** Begin **

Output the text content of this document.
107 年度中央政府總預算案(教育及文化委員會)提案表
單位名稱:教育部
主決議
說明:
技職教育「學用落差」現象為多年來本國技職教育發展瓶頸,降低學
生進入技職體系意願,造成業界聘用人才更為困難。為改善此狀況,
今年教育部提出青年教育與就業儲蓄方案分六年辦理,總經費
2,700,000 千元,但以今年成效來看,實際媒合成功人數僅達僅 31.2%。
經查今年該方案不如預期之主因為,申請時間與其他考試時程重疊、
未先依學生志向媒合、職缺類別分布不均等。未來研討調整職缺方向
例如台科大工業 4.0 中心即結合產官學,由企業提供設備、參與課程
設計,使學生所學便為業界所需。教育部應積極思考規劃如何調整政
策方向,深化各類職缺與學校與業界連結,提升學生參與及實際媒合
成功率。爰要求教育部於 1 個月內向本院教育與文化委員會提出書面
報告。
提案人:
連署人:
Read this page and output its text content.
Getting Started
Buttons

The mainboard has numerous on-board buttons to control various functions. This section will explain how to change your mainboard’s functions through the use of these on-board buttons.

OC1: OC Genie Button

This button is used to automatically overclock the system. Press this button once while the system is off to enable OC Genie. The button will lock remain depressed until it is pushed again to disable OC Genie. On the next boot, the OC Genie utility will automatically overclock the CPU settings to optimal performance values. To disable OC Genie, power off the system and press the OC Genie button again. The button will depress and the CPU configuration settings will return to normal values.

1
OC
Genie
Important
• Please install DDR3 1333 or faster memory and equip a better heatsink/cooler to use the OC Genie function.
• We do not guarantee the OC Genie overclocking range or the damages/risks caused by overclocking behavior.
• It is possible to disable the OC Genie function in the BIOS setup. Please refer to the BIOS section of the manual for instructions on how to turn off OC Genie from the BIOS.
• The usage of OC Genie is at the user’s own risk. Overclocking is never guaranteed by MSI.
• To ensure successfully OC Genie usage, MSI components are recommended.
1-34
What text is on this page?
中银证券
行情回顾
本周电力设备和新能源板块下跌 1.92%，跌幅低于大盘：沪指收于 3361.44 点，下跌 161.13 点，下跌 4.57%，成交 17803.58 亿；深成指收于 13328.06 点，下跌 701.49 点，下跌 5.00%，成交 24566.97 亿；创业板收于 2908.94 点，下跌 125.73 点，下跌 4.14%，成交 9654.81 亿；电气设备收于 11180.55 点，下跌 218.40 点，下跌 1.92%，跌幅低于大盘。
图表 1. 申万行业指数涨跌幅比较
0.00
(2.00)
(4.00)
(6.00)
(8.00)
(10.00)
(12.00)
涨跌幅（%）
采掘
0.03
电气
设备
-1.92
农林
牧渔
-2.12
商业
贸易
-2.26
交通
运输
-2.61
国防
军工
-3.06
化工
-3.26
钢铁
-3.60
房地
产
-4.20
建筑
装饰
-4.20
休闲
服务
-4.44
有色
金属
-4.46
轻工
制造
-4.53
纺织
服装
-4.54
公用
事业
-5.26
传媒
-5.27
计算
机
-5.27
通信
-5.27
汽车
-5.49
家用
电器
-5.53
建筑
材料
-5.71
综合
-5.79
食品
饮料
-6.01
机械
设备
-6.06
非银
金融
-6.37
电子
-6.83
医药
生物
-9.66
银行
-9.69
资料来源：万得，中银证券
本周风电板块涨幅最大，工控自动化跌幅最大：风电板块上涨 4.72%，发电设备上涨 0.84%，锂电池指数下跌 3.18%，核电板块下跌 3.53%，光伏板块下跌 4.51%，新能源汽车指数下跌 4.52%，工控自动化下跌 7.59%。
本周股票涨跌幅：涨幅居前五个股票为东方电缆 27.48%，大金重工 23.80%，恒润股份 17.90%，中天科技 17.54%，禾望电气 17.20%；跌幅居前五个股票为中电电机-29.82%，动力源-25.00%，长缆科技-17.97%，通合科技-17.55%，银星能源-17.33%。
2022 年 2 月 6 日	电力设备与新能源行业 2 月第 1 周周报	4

** End **

WHAT THE EXERCISE ASKS:
Repeat only what runs from the line holding "What text is on this page?" to the end of the data, keeping every line exactly as written, first and last included.

FINISHED ANSWER:
What text is on this page?
中银证券
行情回顾
本周电力设备和新能源板块下跌 1.92%，跌幅低于大盘：沪指收于 3361.44 点，下跌 161.13 点，下跌 4.57%，成交 17803.58 亿；深成指收于 13328.06 点，下跌 701.49 点，下跌 5.00%，成交 24566.97 亿；创业板收于 2908.94 点，下跌 125.73 点，下跌 4.14%，成交 9654.81 亿；电气设备收于 11180.55 点，下跌 218.40 点，下跌 1.92%，跌幅低于大盘。
图表 1. 申万行业指数涨跌幅比较
0.00
(2.00)
(4.00)
(6.00)
(8.00)
(10.00)
(12.00)
涨跌幅（%）
采掘
0.03
电气
设备
-1.92
农林
牧渔
-2.12
商业
贸易
-2.26
交通
运输
-2.61
国防
军工
-3.06
化工
-3.26
钢铁
-3.60
房地
产
-4.20
建筑
装饰
-4.20
休闲
服务
-4.44
有色
金属
-4.46
轻工
制造
-4.53
纺织
服装
-4.54
公用
事业
-5.26
传媒
-5.27
计算
机
-5.27
通信
-5.27
汽车
-5.49
家用
电器
-5.53
建筑
材料
-5.71
综合
-5.79
食品
饮料
-6.01
机械
设备
-6.06
非银
金融
-6.37
电子
-6.83
医药
生物
-9.66
银行
-9.69
资料来源：万得，中银证券
本周风电板块涨幅最大，工控自动化跌幅最大：风电板块上涨 4.72%，发电设备上涨 0.84%，锂电池指数下跌 3.18%，核电板块下跌 3.53%，光伏板块下跌 4.51%，新能源汽车指数下跌 4.52%，工控自动化下跌 7.59%。
本周股票涨跌幅：涨幅居前五个股票为东方电缆 27.48%，大金重工 23.80%，恒润股份 17.90%，中天科技 17.54%，禾望电气 17.20%；跌幅居前五个股票为中电电机-29.82%，动力源-25.00%，长缆科技-17.97%，通合科技-17.55%，银星能源-17.33%。
2022 年 2 月 6 日	电力设备与新能源行业 2 月第 1 周周报	4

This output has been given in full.